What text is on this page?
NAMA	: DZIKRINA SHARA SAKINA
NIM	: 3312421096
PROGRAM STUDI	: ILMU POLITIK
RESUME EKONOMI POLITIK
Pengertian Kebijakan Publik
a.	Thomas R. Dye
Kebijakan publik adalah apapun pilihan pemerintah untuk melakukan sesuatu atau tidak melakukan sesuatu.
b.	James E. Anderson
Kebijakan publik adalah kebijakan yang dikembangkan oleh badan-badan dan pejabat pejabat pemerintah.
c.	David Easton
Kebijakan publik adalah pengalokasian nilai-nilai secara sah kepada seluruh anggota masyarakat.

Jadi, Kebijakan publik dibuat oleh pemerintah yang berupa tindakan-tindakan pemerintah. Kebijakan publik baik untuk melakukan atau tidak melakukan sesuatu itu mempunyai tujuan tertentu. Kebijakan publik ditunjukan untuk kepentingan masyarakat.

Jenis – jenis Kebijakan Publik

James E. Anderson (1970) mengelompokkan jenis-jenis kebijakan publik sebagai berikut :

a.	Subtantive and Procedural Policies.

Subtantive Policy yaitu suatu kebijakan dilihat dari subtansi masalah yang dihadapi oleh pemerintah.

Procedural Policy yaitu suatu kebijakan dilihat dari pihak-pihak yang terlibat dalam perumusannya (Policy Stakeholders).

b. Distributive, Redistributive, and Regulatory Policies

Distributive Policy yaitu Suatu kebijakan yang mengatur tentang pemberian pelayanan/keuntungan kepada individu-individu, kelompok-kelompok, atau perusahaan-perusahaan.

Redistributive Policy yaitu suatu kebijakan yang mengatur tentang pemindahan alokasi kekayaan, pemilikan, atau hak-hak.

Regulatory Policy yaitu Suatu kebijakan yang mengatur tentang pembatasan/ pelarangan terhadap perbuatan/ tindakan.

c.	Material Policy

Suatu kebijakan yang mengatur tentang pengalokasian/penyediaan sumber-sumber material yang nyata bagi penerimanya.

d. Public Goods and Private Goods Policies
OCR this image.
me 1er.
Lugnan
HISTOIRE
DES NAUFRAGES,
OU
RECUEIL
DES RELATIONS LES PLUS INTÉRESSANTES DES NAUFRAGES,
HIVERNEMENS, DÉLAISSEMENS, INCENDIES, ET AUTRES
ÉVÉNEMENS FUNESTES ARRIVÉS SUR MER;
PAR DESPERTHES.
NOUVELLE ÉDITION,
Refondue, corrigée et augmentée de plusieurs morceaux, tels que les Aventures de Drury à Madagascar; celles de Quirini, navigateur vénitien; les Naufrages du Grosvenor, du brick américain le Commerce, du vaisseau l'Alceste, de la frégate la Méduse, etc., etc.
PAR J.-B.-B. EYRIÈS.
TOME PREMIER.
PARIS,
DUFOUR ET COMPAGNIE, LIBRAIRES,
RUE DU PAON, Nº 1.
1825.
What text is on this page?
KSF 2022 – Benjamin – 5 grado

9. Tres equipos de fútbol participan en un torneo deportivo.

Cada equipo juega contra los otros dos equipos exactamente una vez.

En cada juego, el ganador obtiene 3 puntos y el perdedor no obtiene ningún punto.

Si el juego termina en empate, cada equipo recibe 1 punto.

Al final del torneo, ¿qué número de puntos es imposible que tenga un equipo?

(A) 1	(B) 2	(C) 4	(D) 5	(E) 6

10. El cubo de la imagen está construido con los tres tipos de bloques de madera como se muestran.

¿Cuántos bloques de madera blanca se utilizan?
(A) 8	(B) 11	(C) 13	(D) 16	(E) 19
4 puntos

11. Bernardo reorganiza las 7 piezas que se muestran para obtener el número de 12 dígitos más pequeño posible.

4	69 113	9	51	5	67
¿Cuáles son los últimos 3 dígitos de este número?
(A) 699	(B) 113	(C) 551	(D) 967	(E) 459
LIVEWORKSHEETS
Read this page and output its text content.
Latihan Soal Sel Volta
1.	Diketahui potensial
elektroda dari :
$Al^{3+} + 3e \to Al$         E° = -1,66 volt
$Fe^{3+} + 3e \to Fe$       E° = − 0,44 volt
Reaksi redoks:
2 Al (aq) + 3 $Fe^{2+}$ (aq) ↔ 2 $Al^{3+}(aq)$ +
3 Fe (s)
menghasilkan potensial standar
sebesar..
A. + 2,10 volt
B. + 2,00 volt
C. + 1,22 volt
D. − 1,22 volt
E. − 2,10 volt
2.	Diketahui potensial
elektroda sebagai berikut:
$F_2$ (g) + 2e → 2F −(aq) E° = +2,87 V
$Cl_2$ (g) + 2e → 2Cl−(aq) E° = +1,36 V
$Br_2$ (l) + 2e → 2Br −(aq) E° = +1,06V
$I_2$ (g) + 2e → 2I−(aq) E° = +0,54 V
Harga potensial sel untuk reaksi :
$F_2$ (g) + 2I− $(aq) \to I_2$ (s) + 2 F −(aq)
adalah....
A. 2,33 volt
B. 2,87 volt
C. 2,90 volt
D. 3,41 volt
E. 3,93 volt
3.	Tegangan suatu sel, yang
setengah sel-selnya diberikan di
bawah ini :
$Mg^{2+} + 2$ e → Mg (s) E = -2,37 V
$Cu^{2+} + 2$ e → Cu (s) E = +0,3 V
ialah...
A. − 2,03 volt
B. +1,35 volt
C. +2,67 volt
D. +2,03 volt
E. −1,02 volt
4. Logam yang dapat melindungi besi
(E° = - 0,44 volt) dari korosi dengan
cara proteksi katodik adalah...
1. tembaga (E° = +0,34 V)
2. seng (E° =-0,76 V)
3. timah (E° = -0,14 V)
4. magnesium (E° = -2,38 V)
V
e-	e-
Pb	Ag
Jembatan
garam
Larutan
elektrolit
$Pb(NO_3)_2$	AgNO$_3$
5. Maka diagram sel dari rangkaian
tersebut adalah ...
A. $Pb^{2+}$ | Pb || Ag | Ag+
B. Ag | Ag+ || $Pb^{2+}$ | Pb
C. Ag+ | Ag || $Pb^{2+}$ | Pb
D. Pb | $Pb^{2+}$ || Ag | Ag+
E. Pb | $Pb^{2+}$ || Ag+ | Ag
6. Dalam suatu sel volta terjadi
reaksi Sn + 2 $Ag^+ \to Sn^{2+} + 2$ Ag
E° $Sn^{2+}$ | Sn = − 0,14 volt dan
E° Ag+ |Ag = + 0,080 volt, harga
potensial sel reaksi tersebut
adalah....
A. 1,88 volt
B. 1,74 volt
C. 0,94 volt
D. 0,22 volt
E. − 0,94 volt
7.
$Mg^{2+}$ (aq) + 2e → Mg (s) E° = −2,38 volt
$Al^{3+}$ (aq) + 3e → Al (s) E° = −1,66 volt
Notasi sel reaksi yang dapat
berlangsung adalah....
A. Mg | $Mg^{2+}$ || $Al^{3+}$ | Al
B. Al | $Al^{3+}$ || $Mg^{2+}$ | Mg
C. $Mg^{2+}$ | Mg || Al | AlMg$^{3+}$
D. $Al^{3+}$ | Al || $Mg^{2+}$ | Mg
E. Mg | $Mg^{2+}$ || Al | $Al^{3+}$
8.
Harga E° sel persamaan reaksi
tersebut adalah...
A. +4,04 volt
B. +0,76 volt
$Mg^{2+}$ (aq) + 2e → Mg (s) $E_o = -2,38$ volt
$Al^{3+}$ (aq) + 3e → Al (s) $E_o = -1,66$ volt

· · · · · · ·

Retype the entries exactly, including every line.

What text is on this page?
NAMA	: DZIKRINA SHARA SAKINA
NIM	: 3312421096
PROGRAM STUDI	: ILMU POLITIK
RESUME EKONOMI POLITIK
Pengertian Kebijakan Publik
a.	Thomas R. Dye
Kebijakan publik adalah apapun pilihan pemerintah untuk melakukan sesuatu atau tidak melakukan sesuatu.
b.	James E. Anderson
Kebijakan publik adalah kebijakan yang dikembangkan oleh badan-badan dan pejabat pejabat pemerintah.
c.	David Easton
Kebijakan publik adalah pengalokasian nilai-nilai secara sah kepada seluruh anggota masyarakat.

Jadi, Kebijakan publik dibuat oleh pemerintah yang berupa tindakan-tindakan pemerintah. Kebijakan publik baik untuk melakukan atau tidak melakukan sesuatu itu mempunyai tujuan tertentu. Kebijakan publik ditunjukan untuk kepentingan masyarakat.

Jenis – jenis Kebijakan Publik

James E. Anderson (1970) mengelompokkan jenis-jenis kebijakan publik sebagai berikut :

a.	Subtantive and Procedural Policies.

Subtantive Policy yaitu suatu kebijakan dilihat dari subtansi masalah yang dihadapi oleh pemerintah.

Procedural Policy yaitu suatu kebijakan dilihat dari pihak-pihak yang terlibat dalam perumusannya (Policy Stakeholders).

b. Distributive, Redistributive, and Regulatory Policies

Distributive Policy yaitu Suatu kebijakan yang mengatur tentang pemberian pelayanan/keuntungan kepada individu-individu, kelompok-kelompok, atau perusahaan-perusahaan.

Redistributive Policy yaitu suatu kebijakan yang mengatur tentang pemindahan alokasi kekayaan, pemilikan, atau hak-hak.

Regulatory Policy yaitu Suatu kebijakan yang mengatur tentang pembatasan/ pelarangan terhadap perbuatan/ tindakan.

c.	Material Policy

Suatu kebijakan yang mengatur tentang pengalokasian/penyediaan sumber-sumber material yang nyata bagi penerimanya.

d. Public Goods and Private Goods Policies
OCR this image.
me 1er.
Lugnan
HISTOIRE
DES NAUFRAGES,
OU
RECUEIL
DES RELATIONS LES PLUS INTÉRESSANTES DES NAUFRAGES,
HIVERNEMENS, DÉLAISSEMENS, INCENDIES, ET AUTRES
ÉVÉNEMENS FUNESTES ARRIVÉS SUR MER;
PAR DESPERTHES.
NOUVELLE ÉDITION,
Refondue, corrigée et augmentée de plusieurs morceaux, tels que les Aventures de Drury à Madagascar; celles de Quirini, navigateur vénitien; les Naufrages du Grosvenor, du brick américain le Commerce, du vaisseau l'Alceste, de la frégate la Méduse, etc., etc.
PAR J.-B.-B. EYRIÈS.
TOME PREMIER.
PARIS,
DUFOUR ET COMPAGNIE, LIBRAIRES,
RUE DU PAON, Nº 1.
1825.
What text is on this page?
KSF 2022 – Benjamin – 5 grado

9. Tres equipos de fútbol participan en un torneo deportivo.

Cada equipo juega contra los otros dos equipos exactamente una vez.

En cada juego, el ganador obtiene 3 puntos y el perdedor no obtiene ningún punto.

Si el juego termina en empate, cada equipo recibe 1 punto.

Al final del torneo, ¿qué número de puntos es imposible que tenga un equipo?

(A) 1	(B) 2	(C) 4	(D) 5	(E) 6

10. El cubo de la imagen está construido con los tres tipos de bloques de madera como se muestran.

¿Cuántos bloques de madera blanca se utilizan?
(A) 8	(B) 11	(C) 13	(D) 16	(E) 19
4 puntos

11. Bernardo reorganiza las 7 piezas que se muestran para obtener el número de 12 dígitos más pequeño posible.

4	69 113	9	51	5	67
¿Cuáles son los últimos 3 dígitos de este número?
(A) 699	(B) 113	(C) 551	(D) 967	(E) 459
LIVEWORKSHEETS
Read this page and output its text content.
Latihan Soal Sel Volta
1.	Diketahui potensial
elektroda dari :
$Al^{3+} + 3e \to Al$         E° = -1,66 volt
$Fe^{3+} + 3e \to Fe$       E° = − 0,44 volt
Reaksi redoks:
2 Al (aq) + 3 $Fe^{2+}$ (aq) ↔ 2 $Al^{3+}(aq)$ +
3 Fe (s)
menghasilkan potensial standar
sebesar..
A. + 2,10 volt
B. + 2,00 volt
C. + 1,22 volt
D. − 1,22 volt
E. − 2,10 volt
2.	Diketahui potensial
elektroda sebagai berikut:
$F_2$ (g) + 2e → 2F −(aq) E° = +2,87 V
$Cl_2$ (g) + 2e → 2Cl−(aq) E° = +1,36 V
$Br_2$ (l) + 2e → 2Br −(aq) E° = +1,06V
$I_2$ (g) + 2e → 2I−(aq) E° = +0,54 V
Harga potensial sel untuk reaksi :
$F_2$ (g) + 2I− $(aq) \to I_2$ (s) + 2 F −(aq)
adalah....
A. 2,33 volt
B. 2,87 volt
C. 2,90 volt
D. 3,41 volt
E. 3,93 volt
3.	Tegangan suatu sel, yang
setengah sel-selnya diberikan di
bawah ini :
$Mg^{2+} + 2$ e → Mg (s) E = -2,37 V
$Cu^{2+} + 2$ e → Cu (s) E = +0,3 V
ialah...
A. − 2,03 volt
B. +1,35 volt
C. +2,67 volt
D. +2,03 volt
E. −1,02 volt
4. Logam yang dapat melindungi besi
(E° = - 0,44 volt) dari korosi dengan
cara proteksi katodik adalah...
1. tembaga (E° = +0,34 V)
2. seng (E° =-0,76 V)
3. timah (E° = -0,14 V)
4. magnesium (E° = -2,38 V)
V
e-	e-
Pb	Ag
Jembatan
garam
Larutan
elektrolit
$Pb(NO_3)_2$	AgNO$_3$
5. Maka diagram sel dari rangkaian
tersebut adalah ...
A. $Pb^{2+}$ | Pb || Ag | Ag+
B. Ag | Ag+ || $Pb^{2+}$ | Pb
C. Ag+ | Ag || $Pb^{2+}$ | Pb
D. Pb | $Pb^{2+}$ || Ag | Ag+
E. Pb | $Pb^{2+}$ || Ag+ | Ag
6. Dalam suatu sel volta terjadi
reaksi Sn + 2 $Ag^+ \to Sn^{2+} + 2$ Ag
E° $Sn^{2+}$ | Sn = − 0,14 volt dan
E° Ag+ |Ag = + 0,080 volt, harga
potensial sel reaksi tersebut
adalah....
A. 1,88 volt
B. 1,74 volt
C. 0,94 volt
D. 0,22 volt
E. − 0,94 volt
7.
$Mg^{2+}$ (aq) + 2e → Mg (s) E° = −2,38 volt
$Al^{3+}$ (aq) + 3e → Al (s) E° = −1,66 volt
Notasi sel reaksi yang dapat
berlangsung adalah....
A. Mg | $Mg^{2+}$ || $Al^{3+}$ | Al
B. Al | $Al^{3+}$ || $Mg^{2+}$ | Mg
C. $Mg^{2+}$ | Mg || Al | AlMg$^{3+}$
D. $Al^{3+}$ | Al || $Mg^{2+}$ | Mg
E. Mg | $Mg^{2+}$ || Al | $Al^{3+}$
8.
Harga E° sel persamaan reaksi
tersebut adalah...
A. +4,04 volt
B. +0,76 volt
$Mg^{2+}$ (aq) + 2e → Mg (s) $E_o = -2,38$ volt
$Al^{3+}$ (aq) + 3e → Al (s) $E_o = -1,66$ volt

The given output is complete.